▶ **Short problem**: Will you print the material below without altering a single character?

Start of Dataset entries

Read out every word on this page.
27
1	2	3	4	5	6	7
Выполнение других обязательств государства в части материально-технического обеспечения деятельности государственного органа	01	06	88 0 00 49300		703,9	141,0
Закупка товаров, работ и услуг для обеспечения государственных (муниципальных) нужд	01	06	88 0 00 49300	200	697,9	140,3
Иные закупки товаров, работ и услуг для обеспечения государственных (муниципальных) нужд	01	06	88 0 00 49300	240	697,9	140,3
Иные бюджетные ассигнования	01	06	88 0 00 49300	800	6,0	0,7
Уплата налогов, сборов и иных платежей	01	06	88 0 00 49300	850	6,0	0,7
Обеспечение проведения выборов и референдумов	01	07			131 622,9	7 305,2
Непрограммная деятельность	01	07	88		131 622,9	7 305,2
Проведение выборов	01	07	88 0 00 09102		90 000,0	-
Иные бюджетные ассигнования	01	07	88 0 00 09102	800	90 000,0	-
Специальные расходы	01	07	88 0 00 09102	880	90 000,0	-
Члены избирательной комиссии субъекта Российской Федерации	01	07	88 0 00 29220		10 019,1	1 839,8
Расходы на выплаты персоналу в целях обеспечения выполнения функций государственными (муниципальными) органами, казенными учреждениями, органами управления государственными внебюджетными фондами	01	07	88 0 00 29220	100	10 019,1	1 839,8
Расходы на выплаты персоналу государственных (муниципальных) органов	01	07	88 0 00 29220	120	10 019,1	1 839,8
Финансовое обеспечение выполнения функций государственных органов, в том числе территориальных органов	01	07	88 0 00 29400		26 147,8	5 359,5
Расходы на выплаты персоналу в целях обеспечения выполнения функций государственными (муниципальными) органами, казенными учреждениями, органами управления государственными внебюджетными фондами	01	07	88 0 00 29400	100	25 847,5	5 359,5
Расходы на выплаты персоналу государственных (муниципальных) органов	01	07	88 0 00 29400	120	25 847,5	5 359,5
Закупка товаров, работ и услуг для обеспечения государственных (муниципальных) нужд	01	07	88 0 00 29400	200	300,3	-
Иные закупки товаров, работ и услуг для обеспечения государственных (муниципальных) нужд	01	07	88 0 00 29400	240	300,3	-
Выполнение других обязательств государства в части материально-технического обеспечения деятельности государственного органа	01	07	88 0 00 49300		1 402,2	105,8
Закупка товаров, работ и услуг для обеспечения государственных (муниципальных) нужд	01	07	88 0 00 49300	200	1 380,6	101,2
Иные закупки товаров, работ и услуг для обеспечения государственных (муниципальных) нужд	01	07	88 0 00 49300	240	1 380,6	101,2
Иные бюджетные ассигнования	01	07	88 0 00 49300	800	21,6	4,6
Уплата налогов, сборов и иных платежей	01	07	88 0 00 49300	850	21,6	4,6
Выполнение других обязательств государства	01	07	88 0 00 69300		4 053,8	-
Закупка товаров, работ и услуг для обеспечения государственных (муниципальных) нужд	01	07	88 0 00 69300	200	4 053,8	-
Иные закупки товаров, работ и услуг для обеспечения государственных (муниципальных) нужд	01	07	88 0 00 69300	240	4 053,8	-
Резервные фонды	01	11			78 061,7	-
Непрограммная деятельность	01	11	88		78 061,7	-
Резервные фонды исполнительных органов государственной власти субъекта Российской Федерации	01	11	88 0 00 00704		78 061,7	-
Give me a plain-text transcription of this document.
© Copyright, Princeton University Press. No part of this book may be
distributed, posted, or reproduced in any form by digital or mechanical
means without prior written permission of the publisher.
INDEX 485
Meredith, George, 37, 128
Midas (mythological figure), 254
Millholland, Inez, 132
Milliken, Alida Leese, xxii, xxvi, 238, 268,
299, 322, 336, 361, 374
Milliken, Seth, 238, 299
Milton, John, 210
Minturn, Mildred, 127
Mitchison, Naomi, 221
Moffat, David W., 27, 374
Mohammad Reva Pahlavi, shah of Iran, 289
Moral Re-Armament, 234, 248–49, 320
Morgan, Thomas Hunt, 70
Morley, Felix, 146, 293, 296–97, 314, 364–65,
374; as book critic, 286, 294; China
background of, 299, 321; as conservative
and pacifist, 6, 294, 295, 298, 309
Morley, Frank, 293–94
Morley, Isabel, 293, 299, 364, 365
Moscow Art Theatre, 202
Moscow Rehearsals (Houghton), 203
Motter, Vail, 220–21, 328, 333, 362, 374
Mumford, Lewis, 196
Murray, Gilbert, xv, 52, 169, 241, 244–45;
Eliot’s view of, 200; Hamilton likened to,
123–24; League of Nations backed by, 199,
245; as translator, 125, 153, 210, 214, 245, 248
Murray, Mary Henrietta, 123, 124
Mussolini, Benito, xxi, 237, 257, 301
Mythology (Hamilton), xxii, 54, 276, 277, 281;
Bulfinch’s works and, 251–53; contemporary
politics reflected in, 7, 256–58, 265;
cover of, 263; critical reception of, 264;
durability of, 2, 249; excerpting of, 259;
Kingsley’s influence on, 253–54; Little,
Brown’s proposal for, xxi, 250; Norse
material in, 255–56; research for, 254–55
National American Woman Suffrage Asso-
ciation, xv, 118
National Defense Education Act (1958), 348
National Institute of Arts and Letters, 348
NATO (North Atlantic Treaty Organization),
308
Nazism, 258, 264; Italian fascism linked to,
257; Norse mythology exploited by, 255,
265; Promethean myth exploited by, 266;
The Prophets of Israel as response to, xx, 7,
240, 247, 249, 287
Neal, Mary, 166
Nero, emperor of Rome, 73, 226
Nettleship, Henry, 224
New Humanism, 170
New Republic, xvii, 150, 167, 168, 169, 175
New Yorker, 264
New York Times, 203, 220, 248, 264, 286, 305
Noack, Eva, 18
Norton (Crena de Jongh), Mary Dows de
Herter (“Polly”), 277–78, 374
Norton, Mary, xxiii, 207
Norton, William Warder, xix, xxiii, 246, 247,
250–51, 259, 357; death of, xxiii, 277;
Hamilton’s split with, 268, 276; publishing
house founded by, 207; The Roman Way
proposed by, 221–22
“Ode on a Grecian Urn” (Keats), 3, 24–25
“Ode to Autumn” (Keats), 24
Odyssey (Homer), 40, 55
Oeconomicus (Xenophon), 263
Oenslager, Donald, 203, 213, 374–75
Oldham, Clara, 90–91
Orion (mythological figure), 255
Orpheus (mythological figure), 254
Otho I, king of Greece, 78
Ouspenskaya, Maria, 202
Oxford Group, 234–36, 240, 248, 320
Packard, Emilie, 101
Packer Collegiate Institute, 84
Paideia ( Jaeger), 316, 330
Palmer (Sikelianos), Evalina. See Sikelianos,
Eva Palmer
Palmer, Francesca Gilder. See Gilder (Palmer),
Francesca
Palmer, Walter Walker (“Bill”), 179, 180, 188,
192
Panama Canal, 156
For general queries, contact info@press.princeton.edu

End of Dataset entries

▶ **Task response**:
Read out every word on this page.
27
1	2	3	4	5	6	7
Выполнение других обязательств государства в части материально-технического обеспечения деятельности государственного органа	01	06	88 0 00 49300		703,9	141,0
Закупка товаров, работ и услуг для обеспечения государственных (муниципальных) нужд	01	06	88 0 00 49300	200	697,9	140,3
Иные закупки товаров, работ и услуг для обеспечения государственных (муниципальных) нужд	01	06	88 0 00 49300	240	697,9	140,3
Иные бюджетные ассигнования	01	06	88 0 00 49300	800	6,0	0,7
Уплата налогов, сборов и иных платежей	01	06	88 0 00 49300	850	6,0	0,7
Обеспечение проведения выборов и референдумов	01	07			131 622,9	7 305,2
Непрограммная деятельность	01	07	88		131 622,9	7 305,2
Проведение выборов	01	07	88 0 00 09102		90 000,0	-
Иные бюджетные ассигнования	01	07	88 0 00 09102	800	90 000,0	-
Специальные расходы	01	07	88 0 00 09102	880	90 000,0	-
Члены избирательной комиссии субъекта Российской Федерации	01	07	88 0 00 29220		10 019,1	1 839,8
Расходы на выплаты персоналу в целях обеспечения выполнения функций государственными (муниципальными) органами, казенными учреждениями, органами управления государственными внебюджетными фондами	01	07	88 0 00 29220	100	10 019,1	1 839,8
Расходы на выплаты персоналу государственных (муниципальных) органов	01	07	88 0 00 29220	120	10 019,1	1 839,8
Финансовое обеспечение выполнения функций государственных органов, в том числе территориальных органов	01	07	88 0 00 29400		26 147,8	5 359,5
Расходы на выплаты персоналу в целях обеспечения выполнения функций государственными (муниципальными) органами, казенными учреждениями, органами управления государственными внебюджетными фондами	01	07	88 0 00 29400	100	25 847,5	5 359,5
Расходы на выплаты персоналу государственных (муниципальных) органов	01	07	88 0 00 29400	120	25 847,5	5 359,5
Закупка товаров, работ и услуг для обеспечения государственных (муниципальных) нужд	01	07	88 0 00 29400	200	300,3	-
Иные закупки товаров, работ и услуг для обеспечения государственных (муниципальных) нужд	01	07	88 0 00 29400	240	300,3	-
Выполнение других обязательств государства в части материально-технического обеспечения деятельности государственного органа	01	07	88 0 00 49300		1 402,2	105,8
Закупка товаров, работ и услуг для обеспечения государственных (муниципальных) нужд	01	07	88 0 00 49300	200	1 380,6	101,2
Иные закупки товаров, работ и услуг для обеспечения государственных (муниципальных) нужд	01	07	88 0 00 49300	240	1 380,6	101,2
Иные бюджетные ассигнования	01	07	88 0 00 49300	800	21,6	4,6
Уплата налогов, сборов и иных платежей	01	07	88 0 00 49300	850	21,6	4,6
Выполнение других обязательств государства	01	07	88 0 00 69300		4 053,8	-
Закупка товаров, работ и услуг для обеспечения государственных (муниципальных) нужд	01	07	88 0 00 69300	200	4 053,8	-
Иные закупки товаров, работ и услуг для обеспечения государственных (муниципальных) нужд	01	07	88 0 00 69300	240	4 053,8	-
Резервные фонды	01	11			78 061,7	-
Непрограммная деятельность	01	11	88		78 061,7	-
Резервные фонды исполнительных органов государственной власти субъекта Российской Федерации	01	11	88 0 00 00704		78 061,7	-
Give me a plain-text transcription of this document.
© Copyright, Princeton University Press. No part of this book may be
distributed, posted, or reproduced in any form by digital or mechanical
means without prior written permission of the publisher.
INDEX 485
Meredith, George, 37, 128
Midas (mythological figure), 254
Millholland, Inez, 132
Milliken, Alida Leese, xxii, xxvi, 238, 268,
299, 322, 336, 361, 374
Milliken, Seth, 238, 299
Milton, John, 210
Minturn, Mildred, 127
Mitchison, Naomi, 221
Moffat, David W., 27, 374
Mohammad Reva Pahlavi, shah of Iran, 289
Moral Re-Armament, 234, 248–49, 320
Morgan, Thomas Hunt, 70
Morley, Felix, 146, 293, 296–97, 314, 364–65,
374; as book critic, 286, 294; China
background of, 299, 321; as conservative
and pacifist, 6, 294, 295, 298, 309
Morley, Frank, 293–94
Morley, Isabel, 293, 299, 364, 365
Moscow Art Theatre, 202
Moscow Rehearsals (Houghton), 203
Motter, Vail, 220–21, 328, 333, 362, 374
Mumford, Lewis, 196
Murray, Gilbert, xv, 52, 169, 241, 244–45;
Eliot’s view of, 200; Hamilton likened to,
123–24; League of Nations backed by, 199,
245; as translator, 125, 153, 210, 214, 245, 248
Murray, Mary Henrietta, 123, 124
Mussolini, Benito, xxi, 237, 257, 301
Mythology (Hamilton), xxii, 54, 276, 277, 281;
Bulfinch’s works and, 251–53; contemporary
politics reflected in, 7, 256–58, 265;
cover of, 263; critical reception of, 264;
durability of, 2, 249; excerpting of, 259;
Kingsley’s influence on, 253–54; Little,
Brown’s proposal for, xxi, 250; Norse
material in, 255–56; research for, 254–55
National American Woman Suffrage Asso-
ciation, xv, 118
National Defense Education Act (1958), 348
National Institute of Arts and Letters, 348
NATO (North Atlantic Treaty Organization),
308
Nazism, 258, 264; Italian fascism linked to,
257; Norse mythology exploited by, 255,
265; Promethean myth exploited by, 266;
The Prophets of Israel as response to, xx, 7,
240, 247, 249, 287
Neal, Mary, 166
Nero, emperor of Rome, 73, 226
Nettleship, Henry, 224
New Humanism, 170
New Republic, xvii, 150, 167, 168, 169, 175
New Yorker, 264
New York Times, 203, 220, 248, 264, 286, 305
Noack, Eva, 18
Norton (Crena de Jongh), Mary Dows de
Herter (“Polly”), 277–78, 374
Norton, Mary, xxiii, 207
Norton, William Warder, xix, xxiii, 246, 247,
250–51, 259, 357; death of, xxiii, 277;
Hamilton’s split with, 268, 276; publishing
house founded by, 207; The Roman Way
proposed by, 221–22
“Ode on a Grecian Urn” (Keats), 3, 24–25
“Ode to Autumn” (Keats), 24
Odyssey (Homer), 40, 55
Oeconomicus (Xenophon), 263
Oenslager, Donald, 203, 213, 374–75
Oldham, Clara, 90–91
Orion (mythological figure), 255
Orpheus (mythological figure), 254
Otho I, king of Greece, 78
Ouspenskaya, Maria, 202
Oxford Group, 234–36, 240, 248, 320
Packard, Emilie, 101
Packer Collegiate Institute, 84
Paideia ( Jaeger), 316, 330
Palmer (Sikelianos), Evalina. See Sikelianos,
Eva Palmer
Palmer, Francesca Gilder. See Gilder (Palmer),
Francesca
Palmer, Walter Walker (“Bill”), 179, 180, 188,
192
Panama Canal, 156
For general queries, contact info@press.princeton.edu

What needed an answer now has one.